● REQUIREMENTS
Find all the lines with "name" and gather them.

● EXERCISE MATERIAL
__________________________________________________

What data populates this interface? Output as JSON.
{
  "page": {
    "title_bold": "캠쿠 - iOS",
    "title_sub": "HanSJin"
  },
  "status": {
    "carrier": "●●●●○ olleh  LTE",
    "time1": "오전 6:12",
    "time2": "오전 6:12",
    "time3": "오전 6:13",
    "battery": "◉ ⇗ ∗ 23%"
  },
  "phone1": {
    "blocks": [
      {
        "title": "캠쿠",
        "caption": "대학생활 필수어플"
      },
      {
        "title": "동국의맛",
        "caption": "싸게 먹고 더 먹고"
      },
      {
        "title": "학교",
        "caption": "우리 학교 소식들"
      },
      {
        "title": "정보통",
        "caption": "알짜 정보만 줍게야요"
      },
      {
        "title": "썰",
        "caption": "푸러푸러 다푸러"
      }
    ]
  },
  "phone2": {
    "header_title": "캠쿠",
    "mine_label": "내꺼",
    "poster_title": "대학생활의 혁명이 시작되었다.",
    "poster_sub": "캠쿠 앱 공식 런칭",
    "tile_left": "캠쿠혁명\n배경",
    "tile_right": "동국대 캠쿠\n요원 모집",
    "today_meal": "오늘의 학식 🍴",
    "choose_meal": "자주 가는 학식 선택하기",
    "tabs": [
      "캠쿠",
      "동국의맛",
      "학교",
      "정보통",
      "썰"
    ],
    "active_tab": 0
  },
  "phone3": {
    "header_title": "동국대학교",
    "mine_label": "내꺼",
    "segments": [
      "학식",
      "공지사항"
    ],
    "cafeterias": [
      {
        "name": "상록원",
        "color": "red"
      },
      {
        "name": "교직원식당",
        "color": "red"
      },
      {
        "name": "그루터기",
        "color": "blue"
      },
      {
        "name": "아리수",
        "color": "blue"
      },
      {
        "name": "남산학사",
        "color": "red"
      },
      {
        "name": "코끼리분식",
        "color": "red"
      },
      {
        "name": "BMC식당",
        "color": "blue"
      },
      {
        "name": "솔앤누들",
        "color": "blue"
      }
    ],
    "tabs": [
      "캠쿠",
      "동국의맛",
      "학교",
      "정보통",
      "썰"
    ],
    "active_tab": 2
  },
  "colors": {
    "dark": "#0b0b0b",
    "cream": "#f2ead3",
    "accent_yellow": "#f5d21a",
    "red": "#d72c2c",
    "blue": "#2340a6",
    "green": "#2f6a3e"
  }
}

__________________________________________________

● EXERCISE OUTPUT
        "name": "상록원",
        "name": "교직원식당",
        "name": "그루터기",
        "name": "아리수",
        "name": "남산학사",
        "name": "코끼리분식",
        "name": "BMC식당",
        "name": "솔앤누들",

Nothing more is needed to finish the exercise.